Document segment:
Sportfishing: Rockfish regulation changes are coming – what you need to know



This past week, the California Department of Fish and Wildlife published a news release titled “Big Changes to Sport Groundfish Regulations Coming in 2023.” This is their first public outreach with respect to management measures to reduce our take of copper and quillback rockfish in 2023 and beyond. It’s a response necessitated by recent stock assessment results on both species.

Regular readers may recall I’ve covered various aspects of this issue previously. So, here we go. Today there are several steps yet to be taken before such regulations become final, and what’s seen as the most likely path forward may yet see some changes in the forge. However, the basic plan is on the path to completion and can be seen at the end of the document at this link:

While we are already actively avoiding and releasing all copper and quillback rockfish, the official proposal is a 1-fish bag limit on each state-wide. This will help reduce waste, keep people out of trouble and scientific info flowing so the problematic science can be looked at with a sharper gaze. We want to know why what we see while fishing isn’t well reflected in recent stock assessments.


The objective of these new regulations is to cut our historic copper catch in half, and by even more for quillback up north. In order to get this done with the least amount of pain, managers worked with fleet and private boater reps to spot a path forward. Our state is divided into five coastal sub-regions for rockfish management. There are big-range species which are managed by federal processes and there are others which occur almost exclusively in state waters, like whitefish and sheephead.

These latter two are left to California to manage alone. Seasons will vary from region to region, just as seasons and depth regulations have for years now. What’s more, with the recovery of deep-water rockfish species like cowcod, we’re likely to see greater access out there, with less in the shallower waters where copper and quill are most abundant.

What’s in the works is some fraction of the year, somewhere between 5.5 months down south and 4.5 way up north in quillback country, without depth-based restrictions — an “all-depth fishery.” In addition, when the in shore waters are closed, a portion of that, up to 3.5 months depending on the region, will be open only to the take of non “Nearshore” groundfish.

Fishing in deep waters for “Shelf” and “Slope” groundfish complex species will remain open. So far, only commercial fishermen had to know, or at least look up which rockfish species were members of which management complex. In the inshore closed months, you won’t be able to have ANY rockfish aboard while fishing those waters for whitefish or bass, etc

Offshore, you’ll be able to possess any rockfish but those in the nearshore complex, a fairly short list. Fortunately, while it’s not uncommon to encounter small “shelf” fish inshore, it’s rare to see “nearshore rockfish” out deep, so the chances of catching the wrong ones out of season are pretty slim. And so, by now you’re thinking this is all pretty complicated, why me? Why do anglers and hunters get hit with so much complexity, time and again? The truth is, WE FISHERS MAKE THE FISHING REGULATIONS COMPLICATED.

Raw records:
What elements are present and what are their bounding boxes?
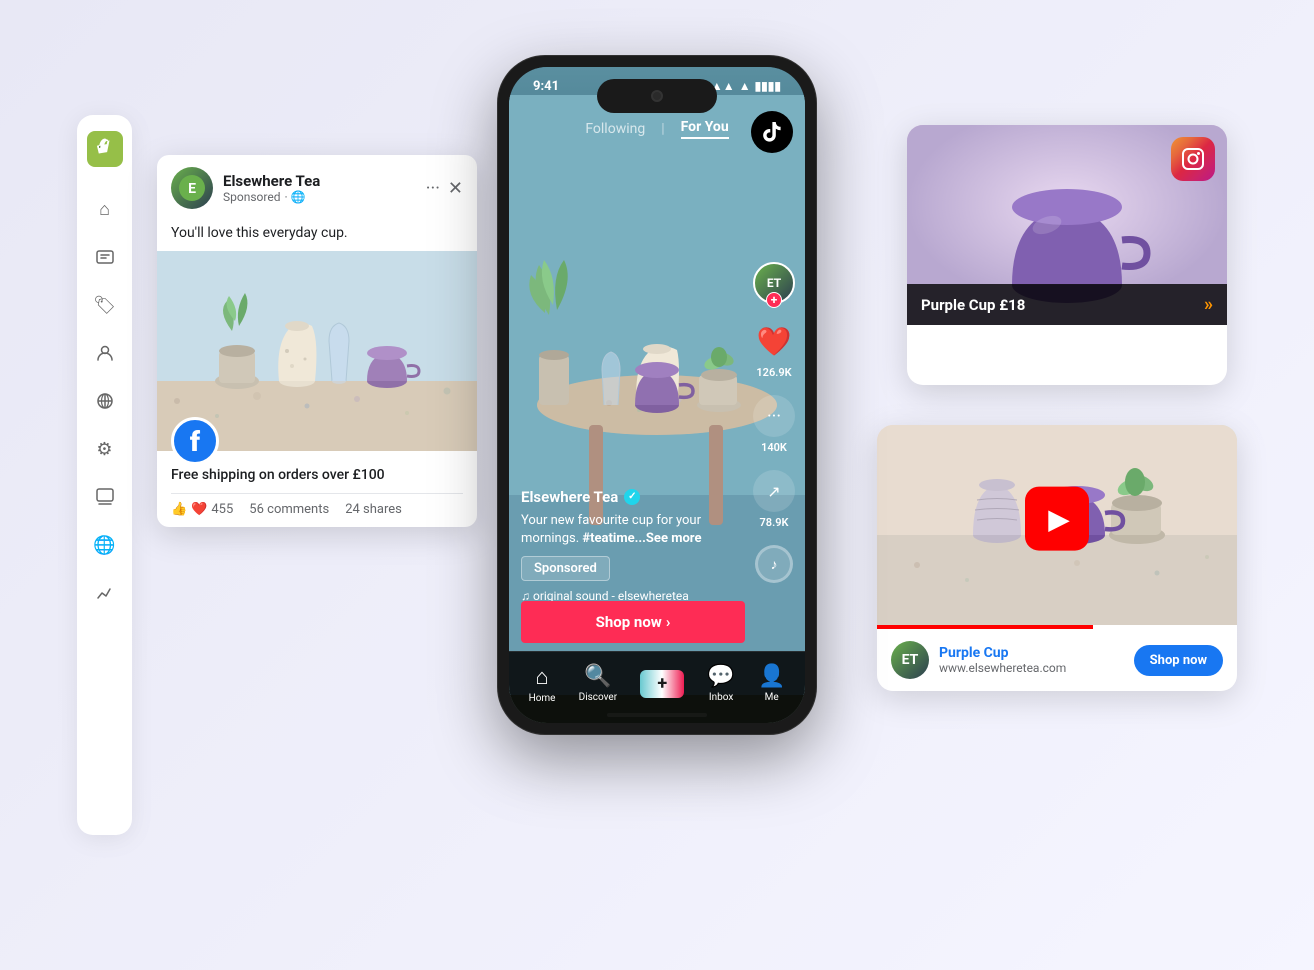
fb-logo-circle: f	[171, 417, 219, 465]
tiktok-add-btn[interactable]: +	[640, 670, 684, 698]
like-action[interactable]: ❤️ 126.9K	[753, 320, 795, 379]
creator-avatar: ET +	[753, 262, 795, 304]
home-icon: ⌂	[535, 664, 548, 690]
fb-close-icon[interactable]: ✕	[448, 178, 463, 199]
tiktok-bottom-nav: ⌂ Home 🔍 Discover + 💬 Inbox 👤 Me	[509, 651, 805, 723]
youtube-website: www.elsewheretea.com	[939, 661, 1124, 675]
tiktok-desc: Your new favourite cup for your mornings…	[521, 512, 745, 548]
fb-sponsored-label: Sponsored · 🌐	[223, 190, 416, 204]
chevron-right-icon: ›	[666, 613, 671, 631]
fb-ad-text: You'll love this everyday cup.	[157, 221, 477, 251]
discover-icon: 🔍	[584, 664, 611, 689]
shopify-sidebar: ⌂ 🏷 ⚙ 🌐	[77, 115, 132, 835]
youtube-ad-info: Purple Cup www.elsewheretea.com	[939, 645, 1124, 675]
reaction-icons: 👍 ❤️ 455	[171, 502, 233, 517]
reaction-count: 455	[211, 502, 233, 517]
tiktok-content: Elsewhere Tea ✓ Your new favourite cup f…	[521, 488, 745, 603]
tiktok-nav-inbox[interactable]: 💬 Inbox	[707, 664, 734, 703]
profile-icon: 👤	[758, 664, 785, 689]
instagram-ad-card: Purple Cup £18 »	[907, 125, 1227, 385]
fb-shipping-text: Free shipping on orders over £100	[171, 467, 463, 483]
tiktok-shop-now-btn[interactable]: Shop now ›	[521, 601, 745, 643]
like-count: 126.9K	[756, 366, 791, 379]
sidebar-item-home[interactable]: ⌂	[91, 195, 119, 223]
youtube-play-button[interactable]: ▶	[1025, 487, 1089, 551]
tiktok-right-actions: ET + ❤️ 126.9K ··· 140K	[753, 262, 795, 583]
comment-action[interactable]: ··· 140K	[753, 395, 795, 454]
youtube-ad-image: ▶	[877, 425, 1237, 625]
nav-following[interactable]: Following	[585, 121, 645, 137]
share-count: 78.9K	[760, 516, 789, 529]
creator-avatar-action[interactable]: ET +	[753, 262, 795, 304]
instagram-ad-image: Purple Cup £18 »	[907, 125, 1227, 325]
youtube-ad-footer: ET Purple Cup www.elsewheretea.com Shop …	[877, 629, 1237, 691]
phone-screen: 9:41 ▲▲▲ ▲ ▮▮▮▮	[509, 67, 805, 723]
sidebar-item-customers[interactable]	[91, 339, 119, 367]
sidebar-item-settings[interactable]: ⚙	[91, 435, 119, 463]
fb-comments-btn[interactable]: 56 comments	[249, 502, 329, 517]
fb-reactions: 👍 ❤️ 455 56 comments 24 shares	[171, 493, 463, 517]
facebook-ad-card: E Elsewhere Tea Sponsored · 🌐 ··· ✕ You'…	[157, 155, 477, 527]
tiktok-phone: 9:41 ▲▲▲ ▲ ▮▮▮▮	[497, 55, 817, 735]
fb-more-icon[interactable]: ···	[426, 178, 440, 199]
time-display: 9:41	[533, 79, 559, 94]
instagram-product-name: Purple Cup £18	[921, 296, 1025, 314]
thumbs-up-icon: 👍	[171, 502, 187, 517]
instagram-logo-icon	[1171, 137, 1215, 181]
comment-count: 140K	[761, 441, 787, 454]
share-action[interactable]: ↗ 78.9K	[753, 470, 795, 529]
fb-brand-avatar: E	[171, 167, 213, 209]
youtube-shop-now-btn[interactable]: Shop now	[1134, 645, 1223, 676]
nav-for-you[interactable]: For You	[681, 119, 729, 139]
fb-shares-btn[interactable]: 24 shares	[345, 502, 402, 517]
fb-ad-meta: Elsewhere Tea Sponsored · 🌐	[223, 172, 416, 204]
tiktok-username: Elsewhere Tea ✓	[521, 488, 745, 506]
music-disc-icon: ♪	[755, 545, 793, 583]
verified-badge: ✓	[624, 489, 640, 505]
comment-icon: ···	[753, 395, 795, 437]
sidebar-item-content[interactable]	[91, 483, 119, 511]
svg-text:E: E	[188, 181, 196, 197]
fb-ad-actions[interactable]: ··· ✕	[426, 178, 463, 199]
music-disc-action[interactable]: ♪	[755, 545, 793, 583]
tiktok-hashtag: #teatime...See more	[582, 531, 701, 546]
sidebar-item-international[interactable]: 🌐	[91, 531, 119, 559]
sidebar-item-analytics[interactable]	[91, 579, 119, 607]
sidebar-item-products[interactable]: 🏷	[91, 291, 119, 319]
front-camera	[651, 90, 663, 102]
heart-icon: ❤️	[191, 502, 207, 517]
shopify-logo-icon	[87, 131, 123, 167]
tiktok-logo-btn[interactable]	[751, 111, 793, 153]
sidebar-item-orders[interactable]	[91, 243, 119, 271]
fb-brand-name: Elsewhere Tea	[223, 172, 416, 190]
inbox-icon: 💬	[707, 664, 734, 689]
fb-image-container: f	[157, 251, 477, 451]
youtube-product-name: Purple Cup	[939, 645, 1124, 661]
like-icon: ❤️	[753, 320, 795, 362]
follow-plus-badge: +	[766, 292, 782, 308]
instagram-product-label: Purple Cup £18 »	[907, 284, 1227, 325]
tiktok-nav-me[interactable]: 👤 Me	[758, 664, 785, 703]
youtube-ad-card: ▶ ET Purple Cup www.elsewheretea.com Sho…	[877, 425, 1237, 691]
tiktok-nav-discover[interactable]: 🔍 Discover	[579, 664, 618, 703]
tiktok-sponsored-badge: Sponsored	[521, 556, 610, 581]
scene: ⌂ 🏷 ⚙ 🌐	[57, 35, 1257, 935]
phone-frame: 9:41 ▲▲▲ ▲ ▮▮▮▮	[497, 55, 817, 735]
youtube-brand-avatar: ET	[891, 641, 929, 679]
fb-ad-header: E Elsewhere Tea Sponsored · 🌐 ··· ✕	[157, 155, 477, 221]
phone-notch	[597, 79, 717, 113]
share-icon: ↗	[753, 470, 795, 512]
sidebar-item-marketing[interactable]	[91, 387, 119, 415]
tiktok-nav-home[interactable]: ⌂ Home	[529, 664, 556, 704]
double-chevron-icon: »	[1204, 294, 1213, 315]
==
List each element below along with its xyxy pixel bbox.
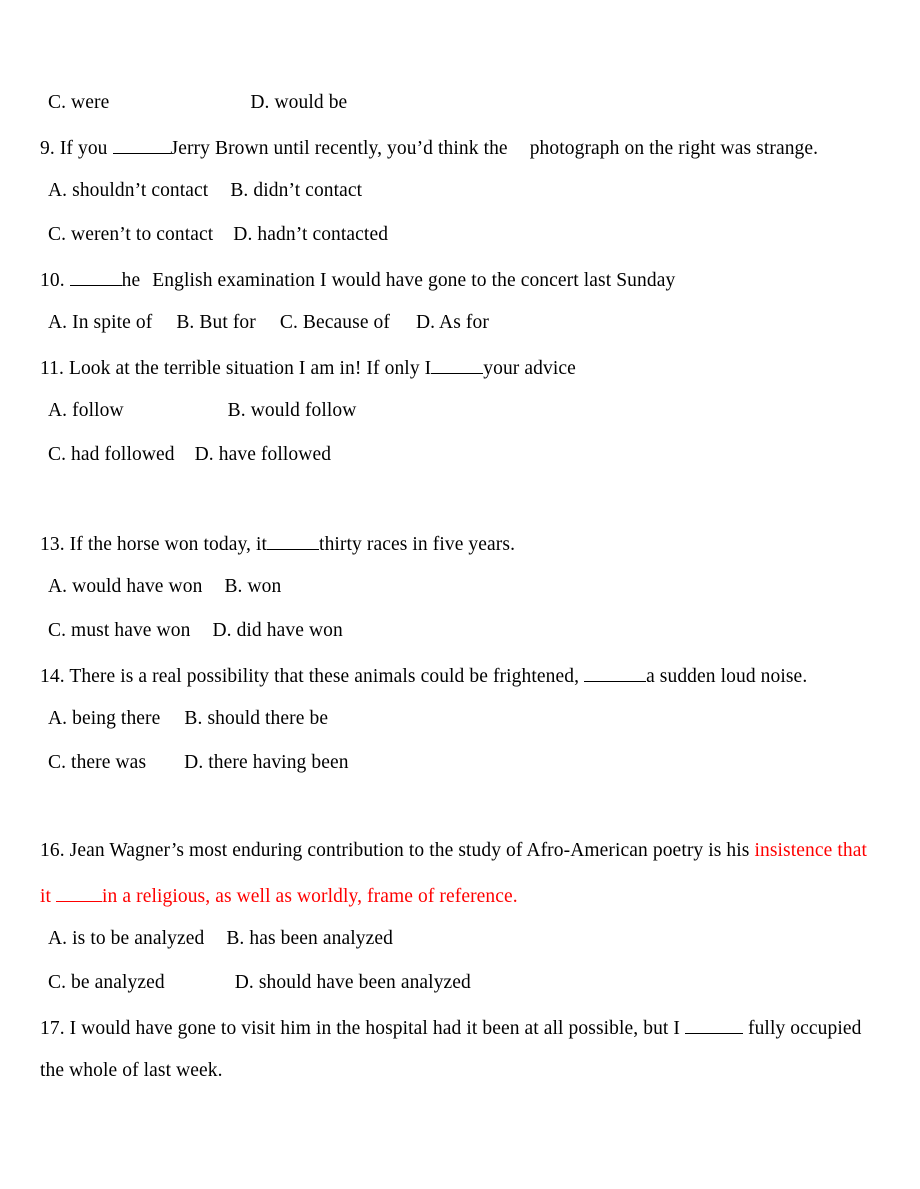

Instructions to follow:
Set down the part of the rockfish article that begins with the words containing "These latter two" and ends with "are most abundant.", reproducing it word for word. Answer from the rockfish article alone, not from the rows.

The result:
These latter two are left to California to manage alone. Seasons will vary from region to region, just as seasons and depth regulations have for years now. What’s more, with the recovery of deep-water rockfish species like cowcod, we’re likely to see greater access out there, with less in the shallower waters where copper and quill are most abundant.